== Set task ==
Select all lines holding the word "this" from the entries that follow.

== Input records ==
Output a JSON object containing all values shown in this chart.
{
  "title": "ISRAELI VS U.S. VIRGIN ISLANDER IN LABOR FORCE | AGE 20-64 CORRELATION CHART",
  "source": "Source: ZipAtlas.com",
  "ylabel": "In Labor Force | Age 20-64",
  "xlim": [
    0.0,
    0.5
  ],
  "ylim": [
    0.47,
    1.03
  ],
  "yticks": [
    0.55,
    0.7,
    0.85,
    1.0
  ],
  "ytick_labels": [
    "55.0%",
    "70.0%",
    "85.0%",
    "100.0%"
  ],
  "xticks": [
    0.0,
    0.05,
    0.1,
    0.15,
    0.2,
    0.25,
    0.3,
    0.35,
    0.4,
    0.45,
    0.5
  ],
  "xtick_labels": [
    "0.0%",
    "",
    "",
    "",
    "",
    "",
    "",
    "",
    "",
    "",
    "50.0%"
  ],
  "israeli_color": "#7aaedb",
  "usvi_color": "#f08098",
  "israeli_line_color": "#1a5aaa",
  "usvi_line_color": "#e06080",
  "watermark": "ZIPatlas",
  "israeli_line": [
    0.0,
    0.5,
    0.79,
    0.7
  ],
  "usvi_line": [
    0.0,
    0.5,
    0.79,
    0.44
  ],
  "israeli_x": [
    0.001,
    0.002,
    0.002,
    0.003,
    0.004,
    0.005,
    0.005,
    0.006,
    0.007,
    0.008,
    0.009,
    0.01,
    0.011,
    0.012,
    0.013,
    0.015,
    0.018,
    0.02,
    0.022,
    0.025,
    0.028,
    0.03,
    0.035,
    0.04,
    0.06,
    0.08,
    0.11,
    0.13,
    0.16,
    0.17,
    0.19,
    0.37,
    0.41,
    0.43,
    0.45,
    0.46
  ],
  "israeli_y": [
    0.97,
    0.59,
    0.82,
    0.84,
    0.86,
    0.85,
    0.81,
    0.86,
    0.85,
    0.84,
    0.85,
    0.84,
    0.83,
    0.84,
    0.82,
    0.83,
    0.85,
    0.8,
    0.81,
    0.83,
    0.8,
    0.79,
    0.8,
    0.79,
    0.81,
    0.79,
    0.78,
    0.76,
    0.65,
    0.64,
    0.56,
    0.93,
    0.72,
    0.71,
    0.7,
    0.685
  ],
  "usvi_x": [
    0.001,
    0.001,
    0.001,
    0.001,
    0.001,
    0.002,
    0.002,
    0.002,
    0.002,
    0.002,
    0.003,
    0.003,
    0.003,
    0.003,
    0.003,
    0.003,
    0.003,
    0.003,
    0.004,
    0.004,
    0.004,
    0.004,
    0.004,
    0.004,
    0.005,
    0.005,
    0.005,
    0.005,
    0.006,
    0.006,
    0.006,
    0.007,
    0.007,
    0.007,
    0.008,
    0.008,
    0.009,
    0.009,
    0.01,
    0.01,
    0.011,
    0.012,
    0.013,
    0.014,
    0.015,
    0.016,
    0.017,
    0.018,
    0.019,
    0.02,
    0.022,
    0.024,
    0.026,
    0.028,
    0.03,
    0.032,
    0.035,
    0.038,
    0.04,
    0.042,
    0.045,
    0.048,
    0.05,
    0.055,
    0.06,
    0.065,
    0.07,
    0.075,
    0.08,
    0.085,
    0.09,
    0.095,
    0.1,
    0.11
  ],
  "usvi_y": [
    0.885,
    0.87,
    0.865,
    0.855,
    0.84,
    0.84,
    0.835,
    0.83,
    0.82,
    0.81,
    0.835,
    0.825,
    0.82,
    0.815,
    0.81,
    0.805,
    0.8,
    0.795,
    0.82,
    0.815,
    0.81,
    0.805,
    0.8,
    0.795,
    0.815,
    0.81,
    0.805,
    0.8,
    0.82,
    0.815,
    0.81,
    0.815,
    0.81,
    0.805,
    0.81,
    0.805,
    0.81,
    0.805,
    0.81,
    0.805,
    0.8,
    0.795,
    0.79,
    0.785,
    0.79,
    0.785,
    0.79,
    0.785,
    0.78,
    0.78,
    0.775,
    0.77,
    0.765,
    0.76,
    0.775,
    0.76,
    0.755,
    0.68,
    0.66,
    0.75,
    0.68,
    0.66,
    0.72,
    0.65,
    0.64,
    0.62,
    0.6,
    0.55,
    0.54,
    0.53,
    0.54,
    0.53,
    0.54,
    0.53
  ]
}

---

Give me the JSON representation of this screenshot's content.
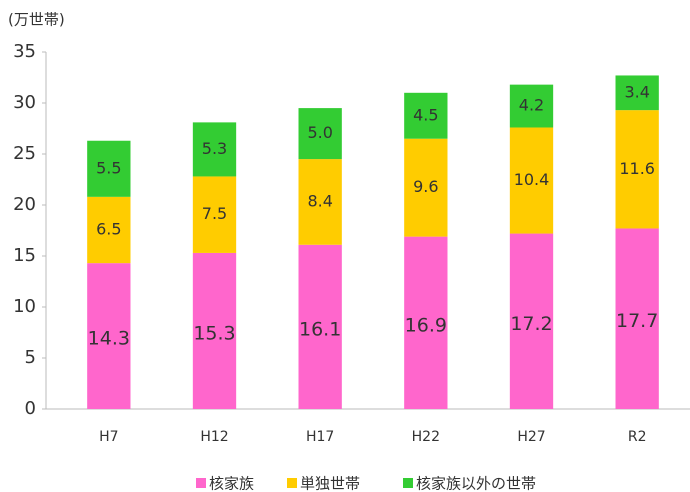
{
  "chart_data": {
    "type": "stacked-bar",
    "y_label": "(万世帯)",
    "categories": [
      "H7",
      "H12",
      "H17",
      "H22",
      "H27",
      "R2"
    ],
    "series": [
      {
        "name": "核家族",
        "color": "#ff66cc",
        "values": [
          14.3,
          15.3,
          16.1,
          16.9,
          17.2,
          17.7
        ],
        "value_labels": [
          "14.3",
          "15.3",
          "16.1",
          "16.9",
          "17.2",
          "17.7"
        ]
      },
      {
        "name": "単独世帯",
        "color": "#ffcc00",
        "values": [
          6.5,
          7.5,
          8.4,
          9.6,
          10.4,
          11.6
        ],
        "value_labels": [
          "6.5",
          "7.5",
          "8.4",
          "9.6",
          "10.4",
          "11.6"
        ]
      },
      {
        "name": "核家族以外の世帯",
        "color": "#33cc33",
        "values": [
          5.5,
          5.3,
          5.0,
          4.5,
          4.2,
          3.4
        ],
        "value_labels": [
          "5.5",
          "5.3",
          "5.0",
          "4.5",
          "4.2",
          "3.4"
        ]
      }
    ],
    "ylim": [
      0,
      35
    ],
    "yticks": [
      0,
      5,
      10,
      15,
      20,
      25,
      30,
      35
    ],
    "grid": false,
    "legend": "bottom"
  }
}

== Result ==
Output a JSON object containing all values shown in this chart.
Give me the JSON representation of this screenshot's content.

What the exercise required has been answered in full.